— Start Provided records —

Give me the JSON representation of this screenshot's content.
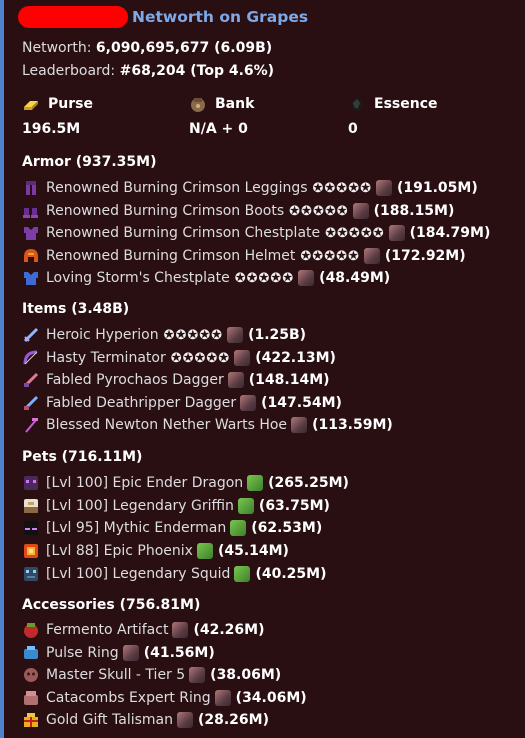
{
  "title": "Networth on Grapes",
  "summary": {
    "networth_label": "Networth: ",
    "networth_value": "6,090,695,677 (6.09B)",
    "leaderboard_label": "Leaderboard: ",
    "leaderboard_value": "#68,204 (Top 4.6%)"
  },
  "stats": [
    {
      "label": "Purse",
      "value": "196.5M",
      "icon": "gold-ingot-icon"
    },
    {
      "label": "Bank",
      "value": "N/A + 0",
      "icon": "bank-icon"
    },
    {
      "label": "Essence",
      "value": "0",
      "icon": "essence-icon"
    }
  ],
  "sections": {
    "armor": {
      "title": "Armor (937.35M)",
      "items": [
        {
          "name": "Renowned Burning Crimson Leggings",
          "stars": "✪✪✪✪✪",
          "value": "(191.05M)",
          "icon": "leggings-icon"
        },
        {
          "name": "Renowned Burning Crimson Boots",
          "stars": "✪✪✪✪✪",
          "value": "(188.15M)",
          "icon": "boots-icon"
        },
        {
          "name": "Renowned Burning Crimson Chestplate",
          "stars": "✪✪✪✪✪",
          "value": "(184.79M)",
          "icon": "chestplate-icon"
        },
        {
          "name": "Renowned Burning Crimson Helmet",
          "stars": "✪✪✪✪✪",
          "value": "(172.92M)",
          "icon": "helmet-icon"
        },
        {
          "name": "Loving Storm's Chestplate",
          "stars": "✪✪✪✪✪",
          "value": "(48.49M)",
          "icon": "chestplate-icon"
        }
      ]
    },
    "items": {
      "title": "Items (3.48B)",
      "items": [
        {
          "name": "Heroic Hyperion",
          "stars": "✪✪✪✪✪",
          "value": "(1.25B)",
          "icon": "sword-icon"
        },
        {
          "name": "Hasty Terminator",
          "stars": "✪✪✪✪✪",
          "value": "(422.13M)",
          "icon": "bow-icon"
        },
        {
          "name": "Fabled Pyrochaos Dagger",
          "stars": "",
          "value": "(148.14M)",
          "icon": "dagger-icon"
        },
        {
          "name": "Fabled Deathripper Dagger",
          "stars": "",
          "value": "(147.54M)",
          "icon": "dagger-icon"
        },
        {
          "name": "Blessed Newton Nether Warts Hoe",
          "stars": "",
          "value": "(113.59M)",
          "icon": "hoe-icon"
        }
      ]
    },
    "pets": {
      "title": "Pets (716.11M)",
      "items": [
        {
          "name": "[Lvl 100] Epic Ender Dragon",
          "value": "(265.25M)",
          "icon": "ender-dragon-icon"
        },
        {
          "name": "[Lvl 100] Legendary Griffin",
          "value": "(63.75M)",
          "icon": "griffin-icon"
        },
        {
          "name": "[Lvl 95] Mythic Enderman",
          "value": "(62.53M)",
          "icon": "enderman-icon"
        },
        {
          "name": "[Lvl 88] Epic Phoenix",
          "value": "(45.14M)",
          "icon": "phoenix-icon"
        },
        {
          "name": "[Lvl 100] Legendary Squid",
          "value": "(40.25M)",
          "icon": "squid-icon"
        }
      ]
    },
    "accessories": {
      "title": "Accessories (756.81M)",
      "items": [
        {
          "name": "Fermento Artifact",
          "value": "(42.26M)",
          "icon": "artifact-icon"
        },
        {
          "name": "Pulse Ring",
          "value": "(41.56M)",
          "icon": "ring-icon"
        },
        {
          "name": "Master Skull - Tier 5",
          "value": "(38.06M)",
          "icon": "skull-icon"
        },
        {
          "name": "Catacombs Expert Ring",
          "value": "(34.06M)",
          "icon": "ring-icon"
        },
        {
          "name": "Gold Gift Talisman",
          "value": "(28.26M)",
          "icon": "gift-icon"
        }
      ]
    }
  },
  "colors": {
    "accent": "#4f83cc",
    "title": "#7da9e8",
    "background": "#2a0f12"
  }
}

— End Provided records —

Goal: Omit every picture, and otherwise quote the entries exactly.

Right answer:
Give me the JSON representation of this screenshot's content.
{
  "title": "Networth on Grapes",
  "summary": {
    "networth_label": "Networth: ",
    "networth_value": "6,090,695,677 (6.09B)",
    "leaderboard_label": "Leaderboard: ",
    "leaderboard_value": "#68,204 (Top 4.6%)"
  },
  "stats": [
    {
      "label": "Purse",
      "value": "196.5M",
      "icon": "gold-ingot-icon"
    },
    {
      "label": "Bank",
      "value": "N/A + 0",
      "icon": "bank-icon"
    },
    {
      "label": "Essence",
      "value": "0",
      "icon": "essence-icon"
    }
  ],
  "sections": {
    "armor": {
      "title": "Armor (937.35M)",
      "items": [
        {
          "name": "Renowned Burning Crimson Leggings",
          "stars": "✪✪✪✪✪",
          "value": "(191.05M)",
          "icon": "leggings-icon"
        },
        {
          "name": "Renowned Burning Crimson Boots",
          "stars": "✪✪✪✪✪",
          "value": "(188.15M)",
          "icon": "boots-icon"
        },
        {
          "name": "Renowned Burning Crimson Chestplate",
          "stars": "✪✪✪✪✪",
          "value": "(184.79M)",
          "icon": "chestplate-icon"
        },
        {
          "name": "Renowned Burning Crimson Helmet",
          "stars": "✪✪✪✪✪",
          "value": "(172.92M)",
          "icon": "helmet-icon"
        },
        {
          "name": "Loving Storm's Chestplate",
          "stars": "✪✪✪✪✪",
          "value": "(48.49M)",
          "icon": "chestplate-icon"
        }
      ]
    },
    "items": {
      "title": "Items (3.48B)",
      "items": [
        {
          "name": "Heroic Hyperion",
          "stars": "✪✪✪✪✪",
          "value": "(1.25B)",
          "icon": "sword-icon"
        },
        {
          "name": "Hasty Terminator",
          "stars": "✪✪✪✪✪",
          "value": "(422.13M)",
          "icon": "bow-icon"
        },
        {
          "name": "Fabled Pyrochaos Dagger",
          "stars": "",
          "value": "(148.14M)",
          "icon": "dagger-icon"
        },
        {
          "name": "Fabled Deathripper Dagger",
          "stars": "",
          "value": "(147.54M)",
          "icon": "dagger-icon"
        },
        {
          "name": "Blessed Newton Nether Warts Hoe",
          "stars": "",
          "value": "(113.59M)",
          "icon": "hoe-icon"
        }
      ]
    },
    "pets": {
      "title": "Pets (716.11M)",
      "items": [
        {
          "name": "[Lvl 100] Epic Ender Dragon",
          "value": "(265.25M)",
          "icon": "ender-dragon-icon"
        },
        {
          "name": "[Lvl 100] Legendary Griffin",
          "value": "(63.75M)",
          "icon": "griffin-icon"
        },
        {
          "name": "[Lvl 95] Mythic Enderman",
          "value": "(62.53M)",
          "icon": "enderman-icon"
        },
        {
          "name": "[Lvl 88] Epic Phoenix",
          "value": "(45.14M)",
          "icon": "phoenix-icon"
        },
        {
          "name": "[Lvl 100] Legendary Squid",
          "value": "(40.25M)",
          "icon": "squid-icon"
        }
      ]
    },
    "accessories": {
      "title": "Accessories (756.81M)",
      "items": [
        {
          "name": "Fermento Artifact",
          "value": "(42.26M)",
          "icon": "artifact-icon"
        },
        {
          "name": "Pulse Ring",
          "value": "(41.56M)",
          "icon": "ring-icon"
        },
        {
          "name": "Master Skull - Tier 5",
          "value": "(38.06M)",
          "icon": "skull-icon"
        },
        {
          "name": "Catacombs Expert Ring",
          "value": "(34.06M)",
          "icon": "ring-icon"
        },
        {
          "name": "Gold Gift Talisman",
          "value": "(28.26M)",
          "icon": "gift-icon"
        }
      ]
    }
  },
  "colors": {
    "accent": "#4f83cc",
    "title": "#7da9e8",
    "background": "#2a0f12"
  }
}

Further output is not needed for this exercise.